Extract all lines containing "редакции".

The data:
[start]

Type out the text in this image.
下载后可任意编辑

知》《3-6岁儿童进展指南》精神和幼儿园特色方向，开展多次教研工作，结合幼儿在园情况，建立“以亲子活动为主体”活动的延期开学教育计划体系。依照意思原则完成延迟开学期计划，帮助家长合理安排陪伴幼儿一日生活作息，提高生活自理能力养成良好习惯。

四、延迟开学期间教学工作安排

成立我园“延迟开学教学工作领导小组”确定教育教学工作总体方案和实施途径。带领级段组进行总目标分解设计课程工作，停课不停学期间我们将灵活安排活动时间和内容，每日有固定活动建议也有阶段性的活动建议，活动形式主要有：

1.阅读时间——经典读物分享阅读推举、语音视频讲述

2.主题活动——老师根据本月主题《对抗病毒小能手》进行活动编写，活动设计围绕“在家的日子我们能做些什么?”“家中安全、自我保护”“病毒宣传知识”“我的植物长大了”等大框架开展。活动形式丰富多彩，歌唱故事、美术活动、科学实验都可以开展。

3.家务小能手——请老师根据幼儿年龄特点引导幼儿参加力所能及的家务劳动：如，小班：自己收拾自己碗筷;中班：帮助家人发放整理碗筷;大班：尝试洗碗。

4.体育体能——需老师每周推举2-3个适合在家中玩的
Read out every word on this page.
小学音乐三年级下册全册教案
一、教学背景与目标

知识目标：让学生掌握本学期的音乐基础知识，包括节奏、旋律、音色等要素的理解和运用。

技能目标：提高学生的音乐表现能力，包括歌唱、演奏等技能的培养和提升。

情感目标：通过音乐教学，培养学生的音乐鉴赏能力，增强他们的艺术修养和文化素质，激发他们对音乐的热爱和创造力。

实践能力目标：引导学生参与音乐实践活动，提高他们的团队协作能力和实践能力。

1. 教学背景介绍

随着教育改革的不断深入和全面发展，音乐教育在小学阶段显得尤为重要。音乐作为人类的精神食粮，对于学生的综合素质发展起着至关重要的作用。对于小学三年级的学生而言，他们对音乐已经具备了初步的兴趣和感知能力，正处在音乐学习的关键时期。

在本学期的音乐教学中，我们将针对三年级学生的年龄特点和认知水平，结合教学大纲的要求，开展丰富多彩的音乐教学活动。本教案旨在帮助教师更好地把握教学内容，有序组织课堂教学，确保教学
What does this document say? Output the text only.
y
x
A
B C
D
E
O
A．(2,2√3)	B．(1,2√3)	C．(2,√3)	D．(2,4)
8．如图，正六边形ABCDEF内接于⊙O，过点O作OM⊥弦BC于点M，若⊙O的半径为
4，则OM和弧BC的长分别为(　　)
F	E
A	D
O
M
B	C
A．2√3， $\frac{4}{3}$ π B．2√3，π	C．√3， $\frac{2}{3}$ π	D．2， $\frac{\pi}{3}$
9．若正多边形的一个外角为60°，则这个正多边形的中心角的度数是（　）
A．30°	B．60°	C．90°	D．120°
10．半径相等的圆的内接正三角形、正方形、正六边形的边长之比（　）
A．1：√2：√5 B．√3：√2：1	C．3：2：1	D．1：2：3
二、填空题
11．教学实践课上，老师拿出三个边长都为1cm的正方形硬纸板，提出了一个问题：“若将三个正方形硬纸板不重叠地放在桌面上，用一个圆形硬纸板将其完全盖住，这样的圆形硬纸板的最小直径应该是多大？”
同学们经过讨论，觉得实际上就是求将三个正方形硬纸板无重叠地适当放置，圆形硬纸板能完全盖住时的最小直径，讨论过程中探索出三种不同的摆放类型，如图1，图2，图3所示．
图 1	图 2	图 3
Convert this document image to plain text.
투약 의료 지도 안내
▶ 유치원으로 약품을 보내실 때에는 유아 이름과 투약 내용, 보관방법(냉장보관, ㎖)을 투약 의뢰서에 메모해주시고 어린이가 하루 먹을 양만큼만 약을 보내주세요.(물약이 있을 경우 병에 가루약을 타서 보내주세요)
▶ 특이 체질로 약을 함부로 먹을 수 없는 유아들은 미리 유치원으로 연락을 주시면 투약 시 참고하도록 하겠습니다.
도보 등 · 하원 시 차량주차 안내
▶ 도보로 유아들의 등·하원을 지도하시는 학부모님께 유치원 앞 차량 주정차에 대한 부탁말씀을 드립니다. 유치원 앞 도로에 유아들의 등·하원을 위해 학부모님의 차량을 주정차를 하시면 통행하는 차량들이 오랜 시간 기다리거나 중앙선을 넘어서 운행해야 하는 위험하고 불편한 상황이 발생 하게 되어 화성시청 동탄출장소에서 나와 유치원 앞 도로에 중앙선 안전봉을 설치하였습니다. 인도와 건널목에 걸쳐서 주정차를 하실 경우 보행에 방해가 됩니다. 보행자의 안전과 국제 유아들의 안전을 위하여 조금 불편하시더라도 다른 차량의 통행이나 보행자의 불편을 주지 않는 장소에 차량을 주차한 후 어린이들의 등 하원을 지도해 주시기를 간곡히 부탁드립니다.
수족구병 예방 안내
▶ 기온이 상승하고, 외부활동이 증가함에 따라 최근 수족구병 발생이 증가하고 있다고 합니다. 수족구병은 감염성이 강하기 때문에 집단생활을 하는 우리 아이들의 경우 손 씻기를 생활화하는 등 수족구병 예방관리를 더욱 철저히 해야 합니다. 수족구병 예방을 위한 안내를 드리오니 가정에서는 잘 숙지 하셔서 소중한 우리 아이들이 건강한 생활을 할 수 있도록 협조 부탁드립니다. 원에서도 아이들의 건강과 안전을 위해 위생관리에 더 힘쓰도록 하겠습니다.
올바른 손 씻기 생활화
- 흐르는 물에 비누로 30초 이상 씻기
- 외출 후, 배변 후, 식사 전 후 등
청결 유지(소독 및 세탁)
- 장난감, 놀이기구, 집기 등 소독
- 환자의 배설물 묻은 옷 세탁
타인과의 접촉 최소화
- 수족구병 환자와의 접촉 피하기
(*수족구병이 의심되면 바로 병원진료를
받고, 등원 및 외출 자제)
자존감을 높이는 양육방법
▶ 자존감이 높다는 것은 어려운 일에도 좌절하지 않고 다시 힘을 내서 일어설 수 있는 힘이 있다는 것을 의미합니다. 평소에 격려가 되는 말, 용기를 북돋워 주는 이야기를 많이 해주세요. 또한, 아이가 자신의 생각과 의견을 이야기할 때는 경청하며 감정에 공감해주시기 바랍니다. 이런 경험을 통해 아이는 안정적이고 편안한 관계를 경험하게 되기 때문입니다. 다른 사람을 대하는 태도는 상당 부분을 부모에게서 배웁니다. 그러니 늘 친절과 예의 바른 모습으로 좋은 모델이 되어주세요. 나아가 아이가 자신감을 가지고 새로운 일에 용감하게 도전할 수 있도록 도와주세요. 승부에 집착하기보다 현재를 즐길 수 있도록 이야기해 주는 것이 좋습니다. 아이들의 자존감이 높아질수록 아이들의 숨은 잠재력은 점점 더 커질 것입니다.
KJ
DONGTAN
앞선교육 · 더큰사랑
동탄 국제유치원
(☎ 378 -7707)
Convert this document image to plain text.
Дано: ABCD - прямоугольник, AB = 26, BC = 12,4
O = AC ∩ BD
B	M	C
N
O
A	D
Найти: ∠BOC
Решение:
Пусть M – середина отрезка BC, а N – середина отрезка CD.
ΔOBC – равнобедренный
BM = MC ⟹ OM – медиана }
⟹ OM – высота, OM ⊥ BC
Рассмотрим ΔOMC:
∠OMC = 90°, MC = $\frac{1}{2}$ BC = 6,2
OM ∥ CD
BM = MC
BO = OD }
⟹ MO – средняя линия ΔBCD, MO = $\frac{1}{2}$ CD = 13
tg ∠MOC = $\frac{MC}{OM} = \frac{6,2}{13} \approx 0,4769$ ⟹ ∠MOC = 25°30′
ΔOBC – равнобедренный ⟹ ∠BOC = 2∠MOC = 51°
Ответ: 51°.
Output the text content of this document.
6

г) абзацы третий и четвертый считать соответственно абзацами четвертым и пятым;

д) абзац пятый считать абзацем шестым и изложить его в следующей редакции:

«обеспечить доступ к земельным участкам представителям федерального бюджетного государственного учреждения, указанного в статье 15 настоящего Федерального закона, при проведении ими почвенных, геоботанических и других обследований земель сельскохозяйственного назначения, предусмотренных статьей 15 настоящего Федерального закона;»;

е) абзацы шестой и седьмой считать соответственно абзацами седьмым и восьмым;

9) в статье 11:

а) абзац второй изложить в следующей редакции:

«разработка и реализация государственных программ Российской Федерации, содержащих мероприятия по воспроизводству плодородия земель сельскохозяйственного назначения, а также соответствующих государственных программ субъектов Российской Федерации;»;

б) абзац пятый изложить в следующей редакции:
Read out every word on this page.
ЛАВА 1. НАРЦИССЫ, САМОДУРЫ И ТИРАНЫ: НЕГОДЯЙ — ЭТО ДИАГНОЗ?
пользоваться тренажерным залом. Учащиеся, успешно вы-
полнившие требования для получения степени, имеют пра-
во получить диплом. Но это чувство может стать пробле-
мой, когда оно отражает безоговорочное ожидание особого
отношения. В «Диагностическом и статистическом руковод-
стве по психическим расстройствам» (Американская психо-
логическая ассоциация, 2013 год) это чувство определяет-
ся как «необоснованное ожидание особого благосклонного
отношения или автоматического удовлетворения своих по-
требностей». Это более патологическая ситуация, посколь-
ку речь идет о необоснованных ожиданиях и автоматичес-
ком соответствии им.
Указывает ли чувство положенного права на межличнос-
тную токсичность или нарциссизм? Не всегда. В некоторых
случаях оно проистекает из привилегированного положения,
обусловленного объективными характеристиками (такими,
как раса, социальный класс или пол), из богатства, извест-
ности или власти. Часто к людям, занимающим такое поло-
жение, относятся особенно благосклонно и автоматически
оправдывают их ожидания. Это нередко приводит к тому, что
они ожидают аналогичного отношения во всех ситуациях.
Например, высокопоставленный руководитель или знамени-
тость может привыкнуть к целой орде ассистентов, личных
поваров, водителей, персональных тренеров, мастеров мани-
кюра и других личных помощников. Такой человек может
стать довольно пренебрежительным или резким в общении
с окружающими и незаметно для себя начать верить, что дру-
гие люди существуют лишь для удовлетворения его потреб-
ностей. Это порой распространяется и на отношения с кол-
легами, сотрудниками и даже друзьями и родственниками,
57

[end]

Response for this exercise:
д) абзац пятый считать абзацем шестым и изложить его в следующей редакции:
а) абзац второй изложить в следующей редакции:
б) абзац пятый изложить в следующей редакции:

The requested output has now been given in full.